Below are records to transcribe exactly, without their pictures.

════════════════

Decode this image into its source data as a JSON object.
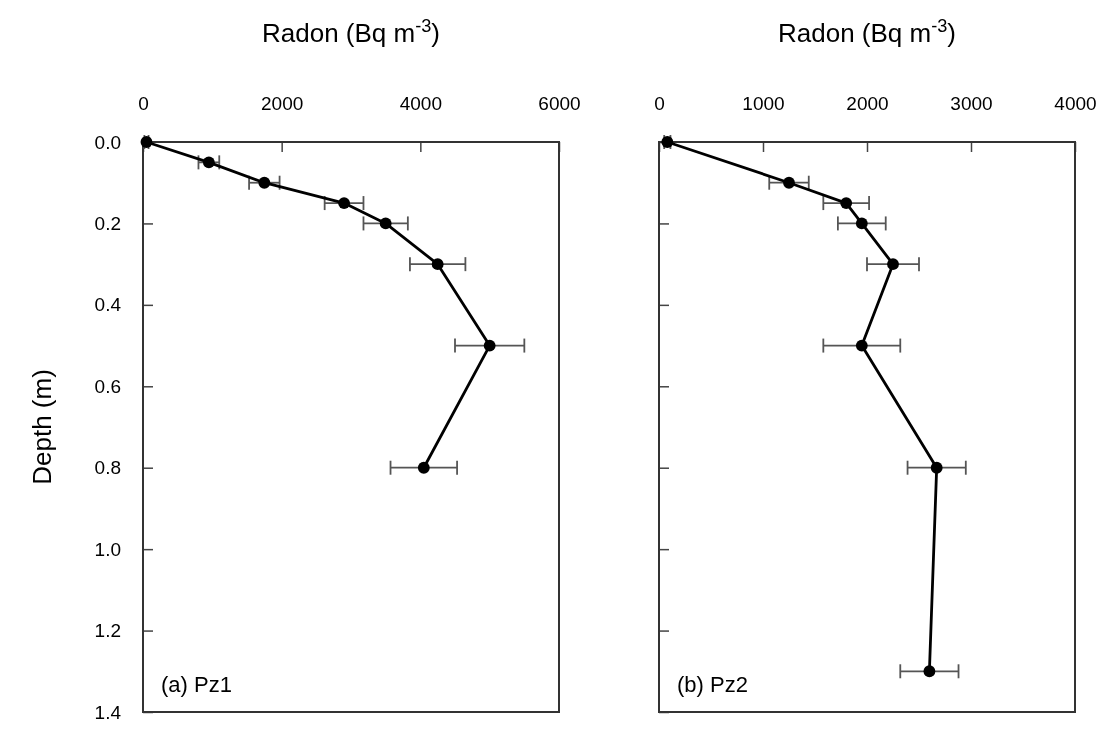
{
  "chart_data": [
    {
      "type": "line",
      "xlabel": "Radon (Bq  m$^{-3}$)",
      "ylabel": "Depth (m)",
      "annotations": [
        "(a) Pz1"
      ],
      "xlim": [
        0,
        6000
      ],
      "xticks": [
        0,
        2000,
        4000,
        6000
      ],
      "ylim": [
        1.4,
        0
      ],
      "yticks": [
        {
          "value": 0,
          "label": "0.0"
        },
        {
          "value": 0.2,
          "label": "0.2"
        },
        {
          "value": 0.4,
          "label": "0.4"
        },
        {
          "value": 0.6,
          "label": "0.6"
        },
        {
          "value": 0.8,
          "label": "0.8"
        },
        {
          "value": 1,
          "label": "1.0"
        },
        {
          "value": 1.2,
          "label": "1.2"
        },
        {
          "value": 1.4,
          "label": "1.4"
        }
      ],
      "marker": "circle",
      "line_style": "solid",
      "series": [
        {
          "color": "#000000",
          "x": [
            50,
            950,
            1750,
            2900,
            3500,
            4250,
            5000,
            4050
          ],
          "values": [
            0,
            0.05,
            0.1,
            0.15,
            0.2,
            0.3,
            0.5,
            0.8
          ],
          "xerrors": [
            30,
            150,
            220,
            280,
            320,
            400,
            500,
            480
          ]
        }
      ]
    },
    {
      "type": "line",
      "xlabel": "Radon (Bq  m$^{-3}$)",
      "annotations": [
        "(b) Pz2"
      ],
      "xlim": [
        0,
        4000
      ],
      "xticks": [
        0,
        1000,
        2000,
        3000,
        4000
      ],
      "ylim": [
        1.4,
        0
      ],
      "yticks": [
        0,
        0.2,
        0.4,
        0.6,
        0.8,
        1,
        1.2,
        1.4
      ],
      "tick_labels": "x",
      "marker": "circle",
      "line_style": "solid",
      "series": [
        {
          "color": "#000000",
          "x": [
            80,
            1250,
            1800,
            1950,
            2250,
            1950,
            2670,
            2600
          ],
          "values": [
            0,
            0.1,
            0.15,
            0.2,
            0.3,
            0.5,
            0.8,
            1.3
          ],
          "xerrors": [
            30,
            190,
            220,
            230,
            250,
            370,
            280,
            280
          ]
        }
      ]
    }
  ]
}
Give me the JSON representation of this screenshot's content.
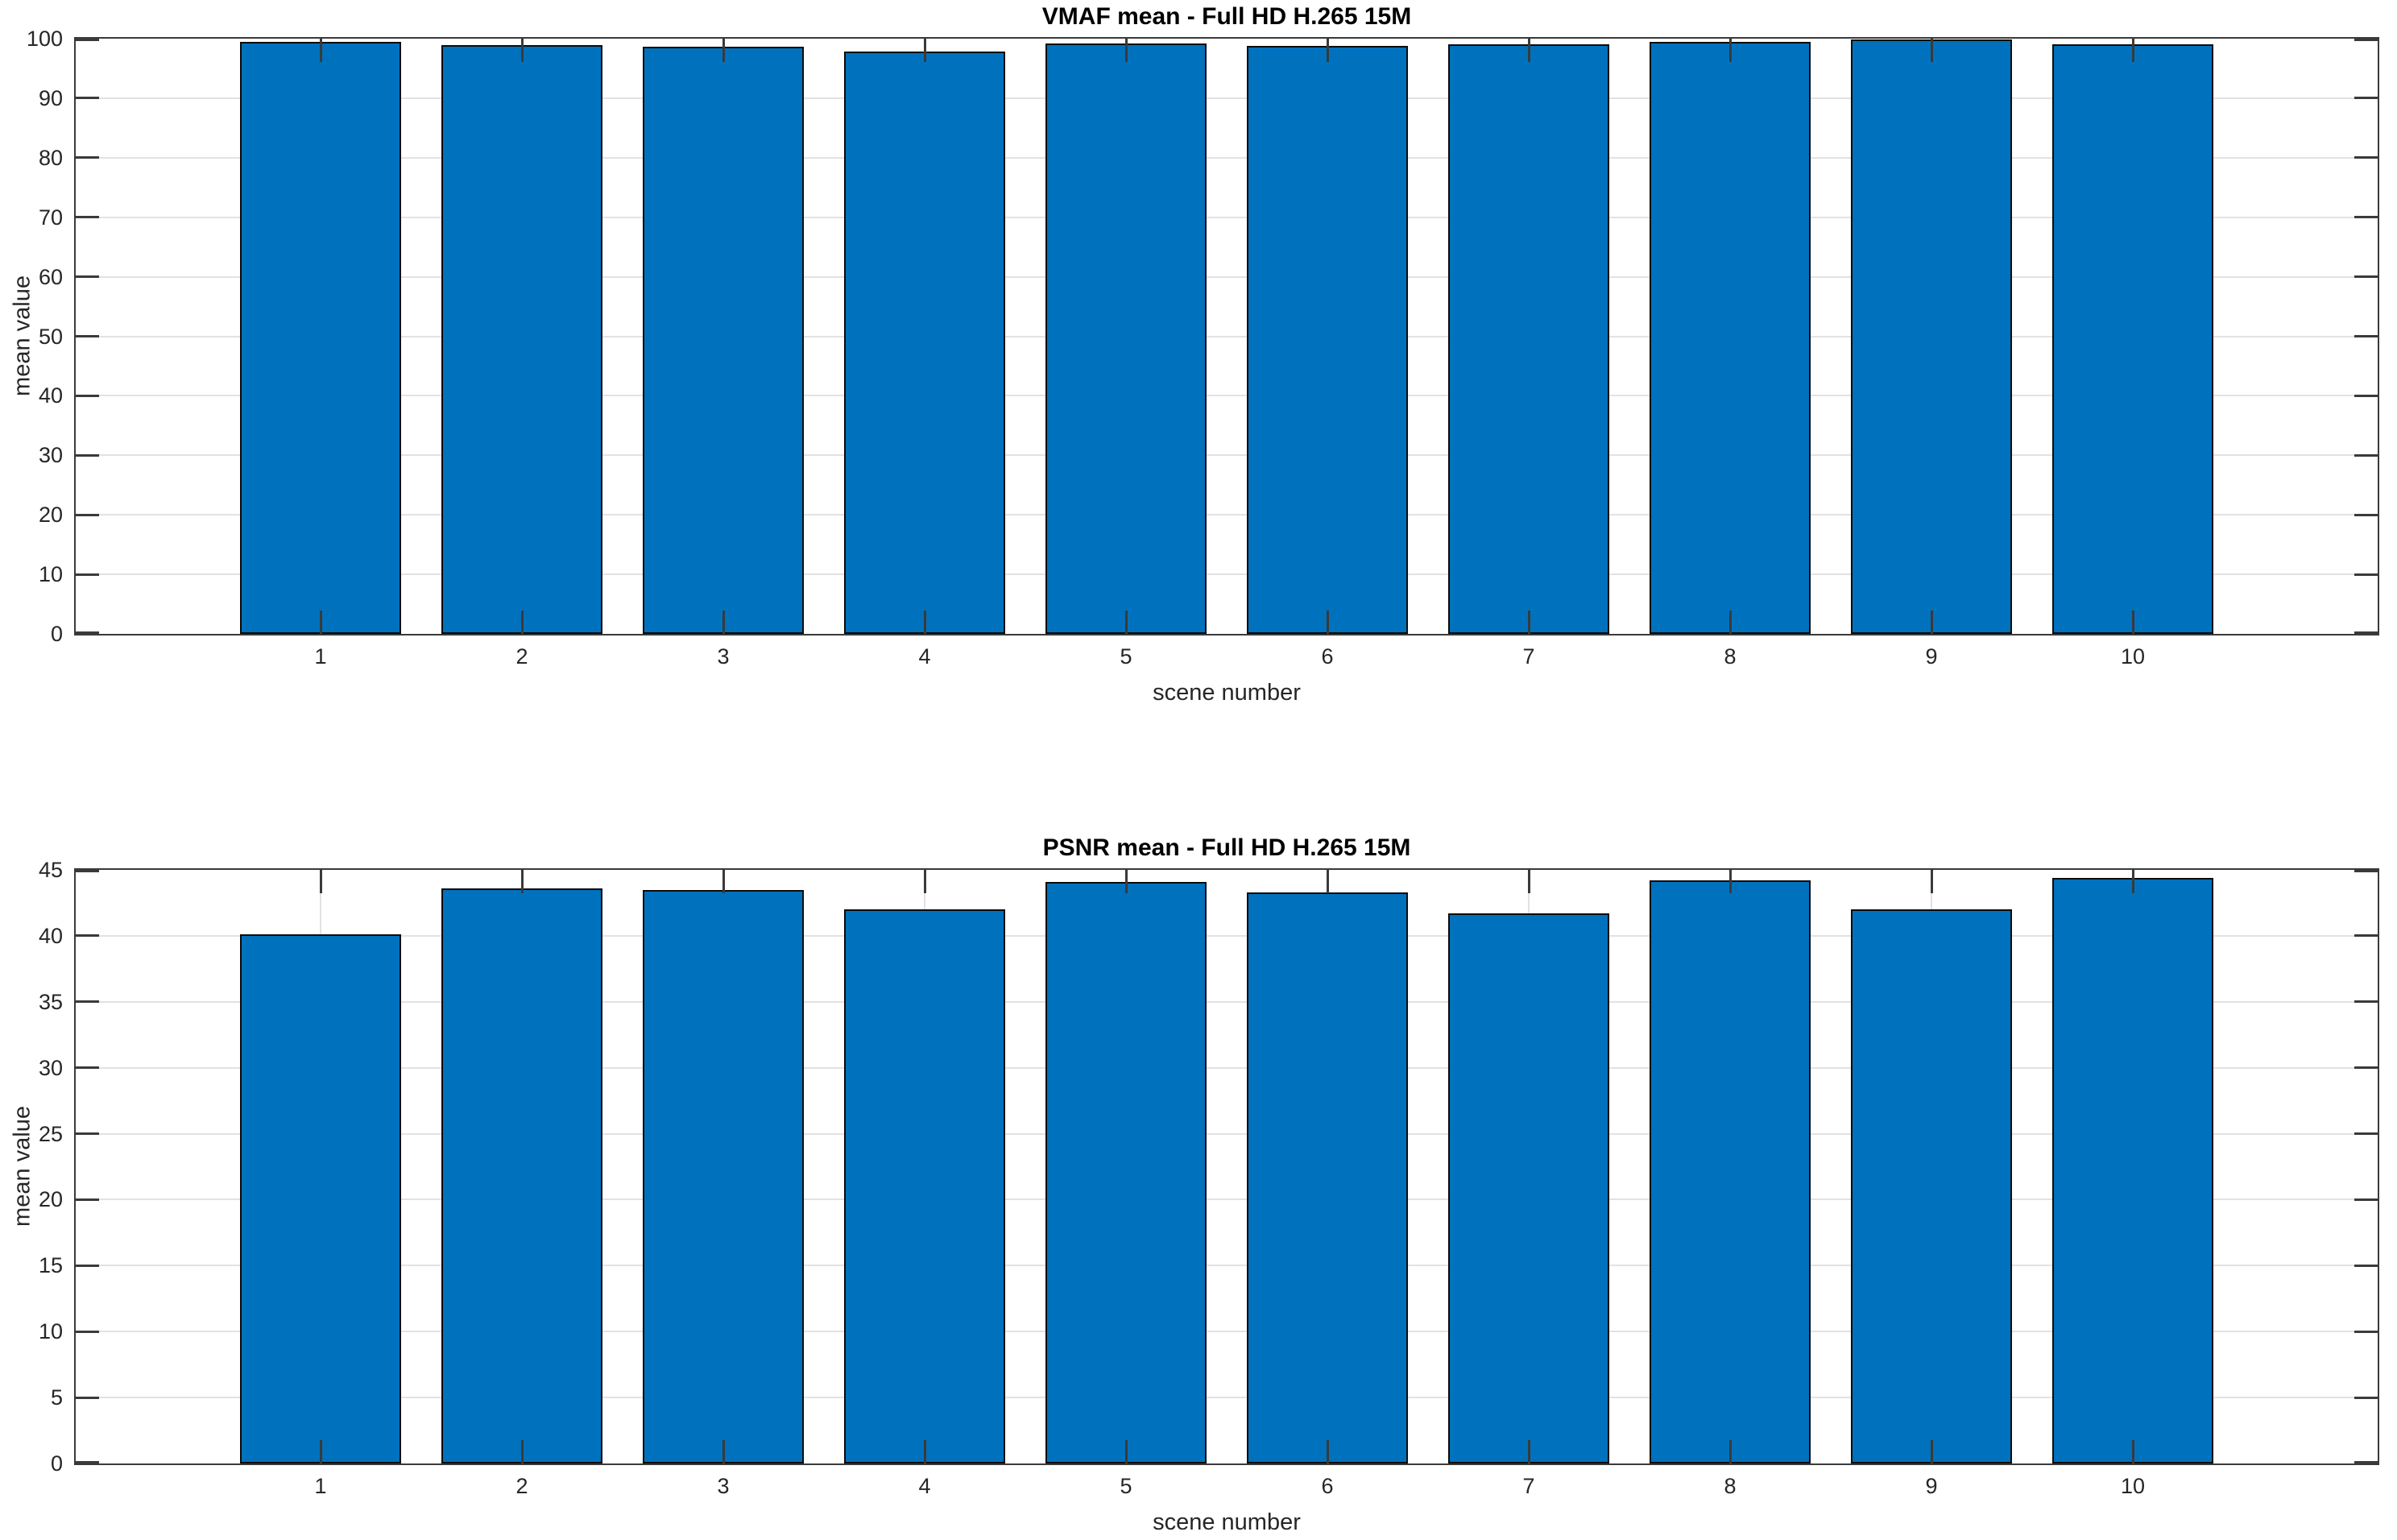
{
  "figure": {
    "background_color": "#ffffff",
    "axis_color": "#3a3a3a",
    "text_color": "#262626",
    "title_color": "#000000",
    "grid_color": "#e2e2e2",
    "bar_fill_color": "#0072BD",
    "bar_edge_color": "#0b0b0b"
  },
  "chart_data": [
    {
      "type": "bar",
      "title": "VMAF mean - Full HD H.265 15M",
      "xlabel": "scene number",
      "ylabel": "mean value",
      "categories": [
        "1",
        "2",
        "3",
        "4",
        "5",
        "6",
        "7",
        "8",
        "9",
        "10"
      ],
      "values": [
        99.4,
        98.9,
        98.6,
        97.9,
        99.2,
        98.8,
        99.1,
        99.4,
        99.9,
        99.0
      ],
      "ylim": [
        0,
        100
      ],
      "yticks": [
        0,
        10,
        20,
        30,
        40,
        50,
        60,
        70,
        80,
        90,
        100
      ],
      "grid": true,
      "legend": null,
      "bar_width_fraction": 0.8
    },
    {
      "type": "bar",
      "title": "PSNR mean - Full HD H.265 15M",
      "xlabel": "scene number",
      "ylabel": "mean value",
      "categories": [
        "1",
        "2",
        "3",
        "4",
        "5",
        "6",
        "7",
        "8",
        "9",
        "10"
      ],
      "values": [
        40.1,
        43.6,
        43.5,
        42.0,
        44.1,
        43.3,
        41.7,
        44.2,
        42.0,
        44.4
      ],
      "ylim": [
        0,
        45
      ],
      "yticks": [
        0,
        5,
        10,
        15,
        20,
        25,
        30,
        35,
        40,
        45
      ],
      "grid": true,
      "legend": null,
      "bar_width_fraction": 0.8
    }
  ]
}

════════════════

> _Problem solution_:
Decode this image into its source data as a JSON object.
{
  "chart_data": [
    {
      "type": "line",
      "xlabel": "Radon (Bq  m$^{-3}$)",
      "ylabel": "Depth (m)",
      "annotations": [
        "(a) Pz1"
      ],
      "xlim": [
        0,
        6000
      ],
      "xticks": [
        0,
        2000,
        4000,
        6000
      ],
      "ylim": [
        1.4,
        0
      ],
      "yticks": [
        {
          "value": 0,
          "label": "0.0"
        },
        {
          "value": 0.2,
          "label": "0.2"
        },
        {
          "value": 0.4,
          "label": "0.4"
        },
        {
          "value": 0.6,
          "label": "0.6"
        },
        {
          "value": 0.8,
          "label": "0.8"
        },
        {
          "value": 1,
          "label": "1.0"
        },
        {
          "value": 1.2,
          "label": "1.2"
        },
        {
          "value": 1.4,
          "label": "1.4"
        }
      ],
      "marker": "circle",
      "line_style": "solid",
      "series": [
        {
          "color": "#000000",
          "x": [
            50,
            950,
            1750,
            2900,
            3500,
            4250,
            5000,
            4050
          ],
          "values": [
            0,
            0.05,
            0.1,
            0.15,
            0.2,
            0.3,
            0.5,
            0.8
          ],
          "xerrors": [
            30,
            150,
            220,
            280,
            320,
            400,
            500,
            480
          ]
        }
      ]
    },
    {
      "type": "line",
      "xlabel": "Radon (Bq  m$^{-3}$)",
      "annotations": [
        "(b) Pz2"
      ],
      "xlim": [
        0,
        4000
      ],
      "xticks": [
        0,
        1000,
        2000,
        3000,
        4000
      ],
      "ylim": [
        1.4,
        0
      ],
      "yticks": [
        0,
        0.2,
        0.4,
        0.6,
        0.8,
        1,
        1.2,
        1.4
      ],
      "tick_labels": "x",
      "marker": "circle",
      "line_style": "solid",
      "series": [
        {
          "color": "#000000",
          "x": [
            80,
            1250,
            1800,
            1950,
            2250,
            1950,
            2670,
            2600
          ],
          "values": [
            0,
            0.1,
            0.15,
            0.2,
            0.3,
            0.5,
            0.8,
            1.3
          ],
          "xerrors": [
            30,
            190,
            220,
            230,
            250,
            370,
            280,
            280
          ]
        }
      ]
    }
  ]
}
Give me the JSON representation of this screenshot's content.
{
  "figure": {
    "background_color": "#ffffff",
    "axis_color": "#3a3a3a",
    "text_color": "#262626",
    "title_color": "#000000",
    "grid_color": "#e2e2e2",
    "bar_fill_color": "#0072BD",
    "bar_edge_color": "#0b0b0b"
  },
  "chart_data": [
    {
      "type": "bar",
      "title": "VMAF mean - Full HD H.265 15M",
      "xlabel": "scene number",
      "ylabel": "mean value",
      "categories": [
        "1",
        "2",
        "3",
        "4",
        "5",
        "6",
        "7",
        "8",
        "9",
        "10"
      ],
      "values": [
        99.4,
        98.9,
        98.6,
        97.9,
        99.2,
        98.8,
        99.1,
        99.4,
        99.9,
        99.0
      ],
      "ylim": [
        0,
        100
      ],
      "yticks": [
        0,
        10,
        20,
        30,
        40,
        50,
        60,
        70,
        80,
        90,
        100
      ],
      "grid": true,
      "legend": null,
      "bar_width_fraction": 0.8
    },
    {
      "type": "bar",
      "title": "PSNR mean - Full HD H.265 15M",
      "xlabel": "scene number",
      "ylabel": "mean value",
      "categories": [
        "1",
        "2",
        "3",
        "4",
        "5",
        "6",
        "7",
        "8",
        "9",
        "10"
      ],
      "values": [
        40.1,
        43.6,
        43.5,
        42.0,
        44.1,
        43.3,
        41.7,
        44.2,
        42.0,
        44.4
      ],
      "ylim": [
        0,
        45
      ],
      "yticks": [
        0,
        5,
        10,
        15,
        20,
        25,
        30,
        35,
        40,
        45
      ],
      "grid": true,
      "legend": null,
      "bar_width_fraction": 0.8
    }
  ]
}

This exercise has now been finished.